"""

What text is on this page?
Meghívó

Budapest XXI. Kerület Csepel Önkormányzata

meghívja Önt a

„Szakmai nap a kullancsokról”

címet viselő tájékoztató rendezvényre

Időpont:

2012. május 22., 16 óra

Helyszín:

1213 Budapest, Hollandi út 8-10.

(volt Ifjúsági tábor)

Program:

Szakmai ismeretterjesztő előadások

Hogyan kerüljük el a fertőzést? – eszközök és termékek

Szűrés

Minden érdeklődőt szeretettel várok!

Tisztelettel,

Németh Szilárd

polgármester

"""

Write out the full listing exactly as given.

● Result of this task
What text is on this page?
Meghívó

Budapest XXI. Kerület Csepel Önkormányzata

meghívja Önt a

„Szakmai nap a kullancsokról”

címet viselő tájékoztató rendezvényre

Időpont:

2012. május 22., 16 óra

Helyszín:

1213 Budapest, Hollandi út 8-10.

(volt Ifjúsági tábor)

Program:

Szakmai ismeretterjesztő előadások

Hogyan kerüljük el a fertőzést? – eszközök és termékek

Szűrés

Minden érdeklődőt szeretettel várok!

Tisztelettel,

Németh Szilárd

polgármester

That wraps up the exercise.